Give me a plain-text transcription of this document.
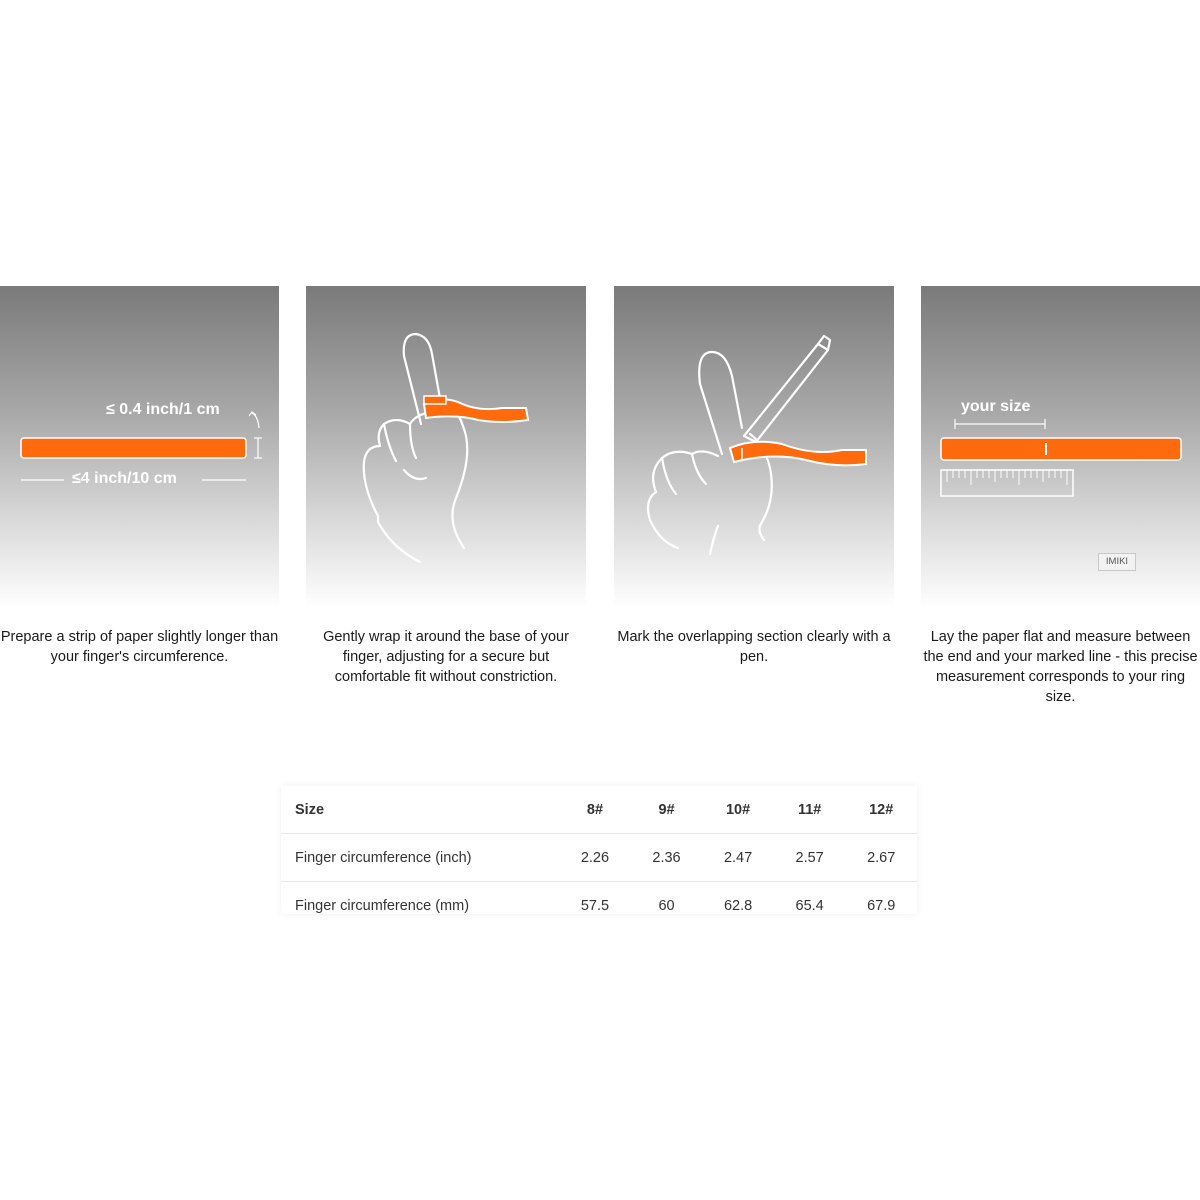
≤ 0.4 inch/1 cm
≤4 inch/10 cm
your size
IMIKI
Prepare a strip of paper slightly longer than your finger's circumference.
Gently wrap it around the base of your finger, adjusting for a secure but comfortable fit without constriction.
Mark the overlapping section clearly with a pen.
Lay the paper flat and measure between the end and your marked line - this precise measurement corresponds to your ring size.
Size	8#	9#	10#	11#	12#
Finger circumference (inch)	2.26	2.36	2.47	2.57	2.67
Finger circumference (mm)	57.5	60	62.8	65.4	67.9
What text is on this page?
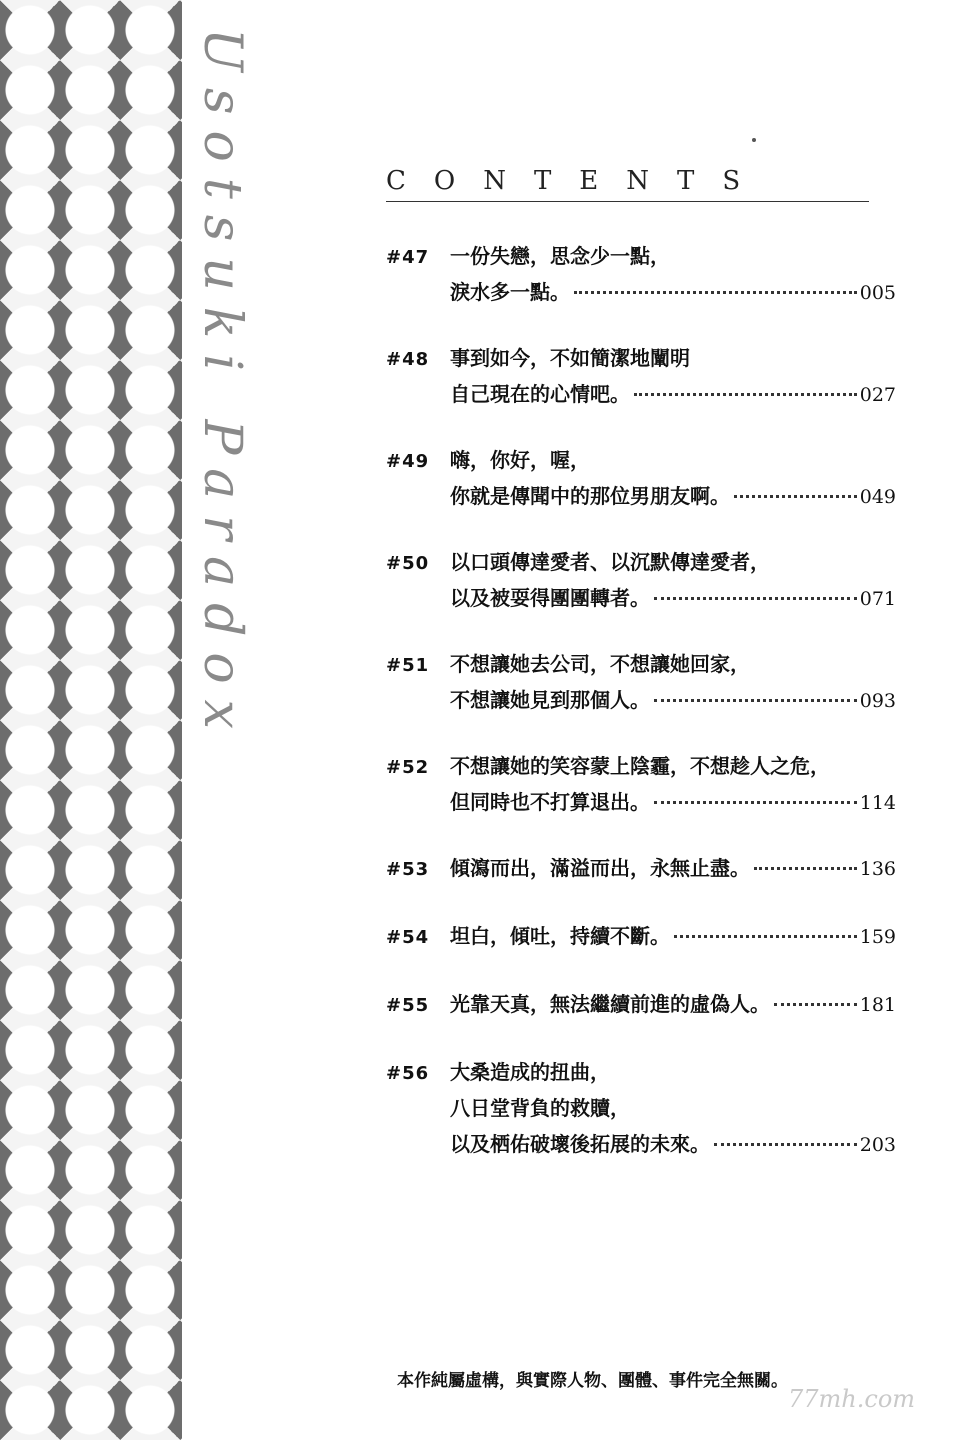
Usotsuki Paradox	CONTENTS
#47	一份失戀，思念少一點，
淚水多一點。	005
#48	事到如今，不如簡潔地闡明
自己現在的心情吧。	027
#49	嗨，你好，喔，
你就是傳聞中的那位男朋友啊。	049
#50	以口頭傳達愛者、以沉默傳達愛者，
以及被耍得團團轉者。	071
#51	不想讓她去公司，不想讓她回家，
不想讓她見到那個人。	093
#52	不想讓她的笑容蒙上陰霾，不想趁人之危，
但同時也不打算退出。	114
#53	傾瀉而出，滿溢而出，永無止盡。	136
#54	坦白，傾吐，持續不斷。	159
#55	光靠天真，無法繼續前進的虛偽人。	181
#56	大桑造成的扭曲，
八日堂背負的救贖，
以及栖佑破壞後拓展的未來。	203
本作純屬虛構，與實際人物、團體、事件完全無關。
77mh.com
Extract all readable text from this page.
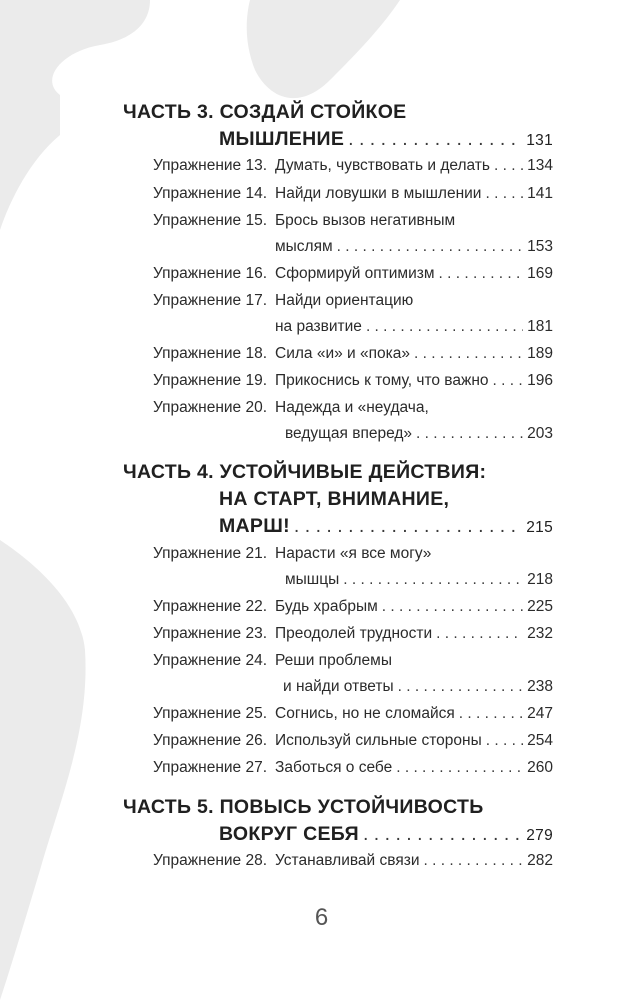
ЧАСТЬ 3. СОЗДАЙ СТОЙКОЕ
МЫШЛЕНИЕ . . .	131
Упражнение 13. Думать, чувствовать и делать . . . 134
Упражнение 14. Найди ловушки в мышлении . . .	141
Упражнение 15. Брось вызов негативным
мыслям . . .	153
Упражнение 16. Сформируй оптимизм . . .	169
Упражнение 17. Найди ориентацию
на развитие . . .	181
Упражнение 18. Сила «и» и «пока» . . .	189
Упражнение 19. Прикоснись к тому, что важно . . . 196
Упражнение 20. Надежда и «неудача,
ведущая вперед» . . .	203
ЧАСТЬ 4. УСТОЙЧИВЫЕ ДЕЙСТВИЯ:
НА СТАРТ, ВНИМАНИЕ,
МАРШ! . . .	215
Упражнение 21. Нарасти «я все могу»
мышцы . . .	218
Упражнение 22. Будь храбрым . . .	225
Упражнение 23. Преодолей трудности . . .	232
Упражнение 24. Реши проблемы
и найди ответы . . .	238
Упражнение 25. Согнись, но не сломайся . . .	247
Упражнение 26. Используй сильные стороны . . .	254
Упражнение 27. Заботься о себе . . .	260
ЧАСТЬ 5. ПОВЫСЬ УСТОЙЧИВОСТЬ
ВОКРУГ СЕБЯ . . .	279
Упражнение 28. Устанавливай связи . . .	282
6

§ Job
Keep every word of the data as it is when you write it out, but drop the pictures.

§ Result for this task
Give me a plain-text transcription of this document.
≤ 0.4 inch/1 cm
≤4 inch/10 cm
your size
IMIKI
Prepare a strip of paper slightly longer than your finger's circumference.
Gently wrap it around the base of your finger, adjusting for a secure but comfortable fit without constriction.
Mark the overlapping section clearly with a pen.
Lay the paper flat and measure between the end and your marked line - this precise measurement corresponds to your ring size.
Size	8#	9#	10#	11#	12#
Finger circumference (inch)	2.26	2.36	2.47	2.57	2.67
Finger circumference (mm)	57.5	60	62.8	65.4	67.9
What text is on this page?
Usotsuki Paradox	CONTENTS
#47	一份失戀，思念少一點，
淚水多一點。	005
#48	事到如今，不如簡潔地闡明
自己現在的心情吧。	027
#49	嗨，你好，喔，
你就是傳聞中的那位男朋友啊。	049
#50	以口頭傳達愛者、以沉默傳達愛者，
以及被耍得團團轉者。	071
#51	不想讓她去公司，不想讓她回家，
不想讓她見到那個人。	093
#52	不想讓她的笑容蒙上陰霾，不想趁人之危，
但同時也不打算退出。	114
#53	傾瀉而出，滿溢而出，永無止盡。	136
#54	坦白，傾吐，持續不斷。	159
#55	光靠天真，無法繼續前進的虛偽人。	181
#56	大桑造成的扭曲，
八日堂背負的救贖，
以及栖佑破壞後拓展的未來。	203
本作純屬虛構，與實際人物、團體、事件完全無關。
77mh.com
Extract all readable text from this page.
ЧАСТЬ 3. СОЗДАЙ СТОЙКОЕ
МЫШЛЕНИЕ . . .	131
Упражнение 13. Думать, чувствовать и делать . . . 134
Упражнение 14. Найди ловушки в мышлении . . .	141
Упражнение 15. Брось вызов негативным
мыслям . . .	153
Упражнение 16. Сформируй оптимизм . . .	169
Упражнение 17. Найди ориентацию
на развитие . . .	181
Упражнение 18. Сила «и» и «пока» . . .	189
Упражнение 19. Прикоснись к тому, что важно . . . 196
Упражнение 20. Надежда и «неудача,
ведущая вперед» . . .	203
ЧАСТЬ 4. УСТОЙЧИВЫЕ ДЕЙСТВИЯ:
НА СТАРТ, ВНИМАНИЕ,
МАРШ! . . .	215
Упражнение 21. Нарасти «я все могу»
мышцы . . .	218
Упражнение 22. Будь храбрым . . .	225
Упражнение 23. Преодолей трудности . . .	232
Упражнение 24. Реши проблемы
и найди ответы . . .	238
Упражнение 25. Согнись, но не сломайся . . .	247
Упражнение 26. Используй сильные стороны . . .	254
Упражнение 27. Заботься о себе . . .	260
ЧАСТЬ 5. ПОВЫСЬ УСТОЙЧИВОСТЬ
ВОКРУГ СЕБЯ . . .	279
Упражнение 28. Устанавливай связи . . .	282
6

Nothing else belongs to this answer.